▽

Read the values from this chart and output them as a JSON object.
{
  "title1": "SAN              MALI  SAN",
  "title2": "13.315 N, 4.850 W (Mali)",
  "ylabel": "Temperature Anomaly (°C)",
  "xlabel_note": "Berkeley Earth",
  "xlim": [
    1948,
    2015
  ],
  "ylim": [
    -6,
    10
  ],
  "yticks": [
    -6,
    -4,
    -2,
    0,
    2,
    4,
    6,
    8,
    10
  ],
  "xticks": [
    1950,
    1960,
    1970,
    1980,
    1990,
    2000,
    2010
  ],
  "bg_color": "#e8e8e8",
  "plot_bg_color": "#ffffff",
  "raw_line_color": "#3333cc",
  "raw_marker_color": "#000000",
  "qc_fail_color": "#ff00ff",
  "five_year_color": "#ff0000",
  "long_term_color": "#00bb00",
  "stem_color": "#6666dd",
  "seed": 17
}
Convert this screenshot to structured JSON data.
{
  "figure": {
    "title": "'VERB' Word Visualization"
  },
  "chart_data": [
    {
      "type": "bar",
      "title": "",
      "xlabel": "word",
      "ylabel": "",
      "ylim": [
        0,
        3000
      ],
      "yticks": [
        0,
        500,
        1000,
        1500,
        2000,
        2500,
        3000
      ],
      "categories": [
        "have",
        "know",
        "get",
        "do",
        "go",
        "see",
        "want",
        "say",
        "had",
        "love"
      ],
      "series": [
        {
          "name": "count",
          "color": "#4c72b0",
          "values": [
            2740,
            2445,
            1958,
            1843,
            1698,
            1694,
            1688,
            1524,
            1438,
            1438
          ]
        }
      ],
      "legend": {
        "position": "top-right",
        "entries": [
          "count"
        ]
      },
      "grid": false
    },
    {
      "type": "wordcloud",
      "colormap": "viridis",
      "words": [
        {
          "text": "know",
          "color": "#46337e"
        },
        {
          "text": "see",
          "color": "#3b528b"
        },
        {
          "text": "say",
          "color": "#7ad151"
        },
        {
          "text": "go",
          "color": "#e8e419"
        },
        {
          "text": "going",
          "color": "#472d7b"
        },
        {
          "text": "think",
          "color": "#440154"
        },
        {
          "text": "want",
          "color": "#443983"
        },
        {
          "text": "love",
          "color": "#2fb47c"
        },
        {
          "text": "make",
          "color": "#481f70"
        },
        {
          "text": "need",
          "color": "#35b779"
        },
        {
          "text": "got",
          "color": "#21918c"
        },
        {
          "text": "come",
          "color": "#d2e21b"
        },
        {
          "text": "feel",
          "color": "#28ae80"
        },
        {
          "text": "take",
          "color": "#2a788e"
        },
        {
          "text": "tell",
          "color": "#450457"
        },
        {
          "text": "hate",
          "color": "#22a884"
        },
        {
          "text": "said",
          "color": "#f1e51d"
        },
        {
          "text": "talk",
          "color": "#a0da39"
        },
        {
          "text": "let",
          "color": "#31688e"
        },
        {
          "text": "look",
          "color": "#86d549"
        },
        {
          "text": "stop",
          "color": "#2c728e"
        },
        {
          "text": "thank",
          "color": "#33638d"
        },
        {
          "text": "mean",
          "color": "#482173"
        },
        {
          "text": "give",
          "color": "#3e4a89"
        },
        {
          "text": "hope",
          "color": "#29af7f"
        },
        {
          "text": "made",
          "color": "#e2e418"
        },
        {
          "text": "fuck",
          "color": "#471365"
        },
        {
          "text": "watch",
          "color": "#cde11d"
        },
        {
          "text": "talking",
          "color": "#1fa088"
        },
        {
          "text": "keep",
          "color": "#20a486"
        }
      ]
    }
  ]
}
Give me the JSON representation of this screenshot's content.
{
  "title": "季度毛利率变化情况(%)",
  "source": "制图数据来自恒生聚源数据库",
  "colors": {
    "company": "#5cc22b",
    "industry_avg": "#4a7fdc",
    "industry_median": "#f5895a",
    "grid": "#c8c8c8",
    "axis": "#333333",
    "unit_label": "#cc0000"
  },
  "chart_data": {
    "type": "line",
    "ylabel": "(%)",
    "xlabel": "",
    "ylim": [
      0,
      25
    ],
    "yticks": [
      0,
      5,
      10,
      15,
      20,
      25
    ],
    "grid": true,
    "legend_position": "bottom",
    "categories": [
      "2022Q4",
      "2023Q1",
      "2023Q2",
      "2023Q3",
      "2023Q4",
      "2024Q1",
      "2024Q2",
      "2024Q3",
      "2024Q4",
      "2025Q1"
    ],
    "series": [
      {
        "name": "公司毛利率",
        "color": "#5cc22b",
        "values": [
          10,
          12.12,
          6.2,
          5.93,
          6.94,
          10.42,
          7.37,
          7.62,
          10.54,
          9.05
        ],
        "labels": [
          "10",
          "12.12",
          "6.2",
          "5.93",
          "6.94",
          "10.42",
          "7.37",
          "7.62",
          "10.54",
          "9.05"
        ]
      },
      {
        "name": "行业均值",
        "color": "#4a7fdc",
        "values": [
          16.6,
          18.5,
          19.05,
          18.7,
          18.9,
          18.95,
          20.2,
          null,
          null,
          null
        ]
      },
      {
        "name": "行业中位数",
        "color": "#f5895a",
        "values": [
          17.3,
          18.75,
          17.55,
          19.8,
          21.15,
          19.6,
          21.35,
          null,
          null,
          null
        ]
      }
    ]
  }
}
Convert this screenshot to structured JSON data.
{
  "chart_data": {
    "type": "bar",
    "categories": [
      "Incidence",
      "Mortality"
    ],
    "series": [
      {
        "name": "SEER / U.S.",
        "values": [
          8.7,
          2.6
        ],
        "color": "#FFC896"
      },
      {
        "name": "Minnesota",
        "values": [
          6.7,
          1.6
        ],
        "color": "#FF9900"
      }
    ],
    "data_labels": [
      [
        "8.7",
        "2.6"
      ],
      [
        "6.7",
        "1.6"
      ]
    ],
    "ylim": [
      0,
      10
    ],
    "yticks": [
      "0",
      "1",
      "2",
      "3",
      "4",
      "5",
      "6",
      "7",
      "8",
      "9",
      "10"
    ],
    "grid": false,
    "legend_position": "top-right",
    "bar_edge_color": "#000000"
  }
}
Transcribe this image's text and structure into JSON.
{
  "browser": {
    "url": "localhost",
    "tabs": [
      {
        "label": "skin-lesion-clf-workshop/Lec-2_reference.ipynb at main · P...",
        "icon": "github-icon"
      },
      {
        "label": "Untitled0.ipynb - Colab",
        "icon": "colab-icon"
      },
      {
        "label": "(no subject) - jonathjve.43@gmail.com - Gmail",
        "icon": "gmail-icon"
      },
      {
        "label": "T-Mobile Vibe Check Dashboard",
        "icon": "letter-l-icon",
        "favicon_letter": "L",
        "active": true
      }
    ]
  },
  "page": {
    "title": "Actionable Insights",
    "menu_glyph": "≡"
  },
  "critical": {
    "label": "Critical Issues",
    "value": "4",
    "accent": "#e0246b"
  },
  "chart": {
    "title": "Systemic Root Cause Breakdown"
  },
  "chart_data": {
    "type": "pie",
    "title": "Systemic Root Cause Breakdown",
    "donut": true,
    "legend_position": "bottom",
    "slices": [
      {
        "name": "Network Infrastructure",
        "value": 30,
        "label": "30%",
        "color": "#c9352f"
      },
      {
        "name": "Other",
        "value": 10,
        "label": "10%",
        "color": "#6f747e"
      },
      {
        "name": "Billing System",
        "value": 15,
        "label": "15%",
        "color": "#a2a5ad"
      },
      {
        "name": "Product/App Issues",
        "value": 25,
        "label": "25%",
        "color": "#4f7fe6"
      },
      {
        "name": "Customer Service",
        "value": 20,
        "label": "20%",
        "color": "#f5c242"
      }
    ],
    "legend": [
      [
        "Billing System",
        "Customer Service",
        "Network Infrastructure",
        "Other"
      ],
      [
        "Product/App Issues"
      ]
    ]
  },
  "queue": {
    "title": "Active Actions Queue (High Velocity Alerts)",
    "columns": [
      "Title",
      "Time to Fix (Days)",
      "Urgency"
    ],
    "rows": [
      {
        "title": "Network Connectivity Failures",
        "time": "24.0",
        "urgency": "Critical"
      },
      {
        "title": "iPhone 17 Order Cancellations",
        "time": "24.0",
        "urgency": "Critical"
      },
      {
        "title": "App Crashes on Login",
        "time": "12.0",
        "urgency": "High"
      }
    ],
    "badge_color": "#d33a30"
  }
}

△

Your objective:
Check each line of the entries above for the word "Root". List the ones that have it.

Complete response:
    "title": "Systemic Root Cause Breakdown"
    "title": "Systemic Root Cause Breakdown",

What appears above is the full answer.